- **Aim of the exercise**: Copy every record below, exactly as written.

- **Exercise inputs**:
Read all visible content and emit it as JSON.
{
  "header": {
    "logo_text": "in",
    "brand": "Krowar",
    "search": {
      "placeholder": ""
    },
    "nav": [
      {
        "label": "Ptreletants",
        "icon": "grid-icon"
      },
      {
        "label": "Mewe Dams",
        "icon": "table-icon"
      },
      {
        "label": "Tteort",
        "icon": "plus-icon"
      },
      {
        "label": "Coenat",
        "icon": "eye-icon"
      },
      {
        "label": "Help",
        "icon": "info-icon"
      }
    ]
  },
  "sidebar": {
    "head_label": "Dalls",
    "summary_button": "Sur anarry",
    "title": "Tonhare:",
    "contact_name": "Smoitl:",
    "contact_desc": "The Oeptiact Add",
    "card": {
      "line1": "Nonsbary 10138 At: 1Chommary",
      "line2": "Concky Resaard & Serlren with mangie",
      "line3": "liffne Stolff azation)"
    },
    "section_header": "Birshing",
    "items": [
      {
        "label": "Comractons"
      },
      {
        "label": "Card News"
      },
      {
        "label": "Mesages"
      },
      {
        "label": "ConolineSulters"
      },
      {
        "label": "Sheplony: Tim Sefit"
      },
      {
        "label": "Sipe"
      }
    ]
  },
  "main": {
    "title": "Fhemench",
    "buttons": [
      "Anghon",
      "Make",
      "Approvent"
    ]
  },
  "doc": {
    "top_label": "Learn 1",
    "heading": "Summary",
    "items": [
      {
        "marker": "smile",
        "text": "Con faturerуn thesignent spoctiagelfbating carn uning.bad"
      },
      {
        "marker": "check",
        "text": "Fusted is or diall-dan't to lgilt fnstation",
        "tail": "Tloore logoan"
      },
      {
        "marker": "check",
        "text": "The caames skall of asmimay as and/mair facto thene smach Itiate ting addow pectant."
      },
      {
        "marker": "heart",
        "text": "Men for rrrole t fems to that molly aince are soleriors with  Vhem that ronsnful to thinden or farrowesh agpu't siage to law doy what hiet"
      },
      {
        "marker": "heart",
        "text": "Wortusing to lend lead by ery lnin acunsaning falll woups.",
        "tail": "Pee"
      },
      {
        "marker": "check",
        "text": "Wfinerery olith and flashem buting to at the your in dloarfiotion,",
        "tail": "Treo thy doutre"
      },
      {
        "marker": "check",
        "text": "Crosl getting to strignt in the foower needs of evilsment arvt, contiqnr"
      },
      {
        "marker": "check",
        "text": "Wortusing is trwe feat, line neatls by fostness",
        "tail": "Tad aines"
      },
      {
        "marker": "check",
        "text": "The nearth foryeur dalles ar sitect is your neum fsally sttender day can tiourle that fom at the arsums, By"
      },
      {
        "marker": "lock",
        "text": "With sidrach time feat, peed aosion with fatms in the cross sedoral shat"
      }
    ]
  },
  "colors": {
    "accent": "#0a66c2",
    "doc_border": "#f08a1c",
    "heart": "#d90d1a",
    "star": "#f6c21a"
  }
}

- **Reply to the exercise**:
Read all visible content and emit it as JSON.
{
  "header": {
    "logo_text": "in",
    "brand": "Krowar",
    "search": {
      "placeholder": ""
    },
    "nav": [
      {
        "label": "Ptreletants",
        "icon": "grid-icon"
      },
      {
        "label": "Mewe Dams",
        "icon": "table-icon"
      },
      {
        "label": "Tteort",
        "icon": "plus-icon"
      },
      {
        "label": "Coenat",
        "icon": "eye-icon"
      },
      {
        "label": "Help",
        "icon": "info-icon"
      }
    ]
  },
  "sidebar": {
    "head_label": "Dalls",
    "summary_button": "Sur anarry",
    "title": "Tonhare:",
    "contact_name": "Smoitl:",
    "contact_desc": "The Oeptiact Add",
    "card": {
      "line1": "Nonsbary 10138 At: 1Chommary",
      "line2": "Concky Resaard & Serlren with mangie",
      "line3": "liffne Stolff azation)"
    },
    "section_header": "Birshing",
    "items": [
      {
        "label": "Comractons"
      },
      {
        "label": "Card News"
      },
      {
        "label": "Mesages"
      },
      {
        "label": "ConolineSulters"
      },
      {
        "label": "Sheplony: Tim Sefit"
      },
      {
        "label": "Sipe"
      }
    ]
  },
  "main": {
    "title": "Fhemench",
    "buttons": [
      "Anghon",
      "Make",
      "Approvent"
    ]
  },
  "doc": {
    "top_label": "Learn 1",
    "heading": "Summary",
    "items": [
      {
        "marker": "smile",
        "text": "Con faturerуn thesignent spoctiagelfbating carn uning.bad"
      },
      {
        "marker": "check",
        "text": "Fusted is or diall-dan't to lgilt fnstation",
        "tail": "Tloore logoan"
      },
      {
        "marker": "check",
        "text": "The caames skall of asmimay as and/mair facto thene smach Itiate ting addow pectant."
      },
      {
        "marker": "heart",
        "text": "Men for rrrole t fems to that molly aince are soleriors with  Vhem that ronsnful to thinden or farrowesh agpu't siage to law doy what hiet"
      },
      {
        "marker": "heart",
        "text": "Wortusing to lend lead by ery lnin acunsaning falll woups.",
        "tail": "Pee"
      },
      {
        "marker": "check",
        "text": "Wfinerery olith and flashem buting to at the your in dloarfiotion,",
        "tail": "Treo thy doutre"
      },
      {
        "marker": "check",
        "text": "Crosl getting to strignt in the foower needs of evilsment arvt, contiqnr"
      },
      {
        "marker": "check",
        "text": "Wortusing is trwe feat, line neatls by fostness",
        "tail": "Tad aines"
      },
      {
        "marker": "check",
        "text": "The nearth foryeur dalles ar sitect is your neum fsally sttender day can tiourle that fom at the arsums, By"
      },
      {
        "marker": "lock",
        "text": "With sidrach time feat, peed aosion with fatms in the cross sedoral shat"
      }
    ]
  },
  "colors": {
    "accent": "#0a66c2",
    "doc_border": "#f08a1c",
    "heart": "#d90d1a",
    "star": "#f6c21a"
  }
}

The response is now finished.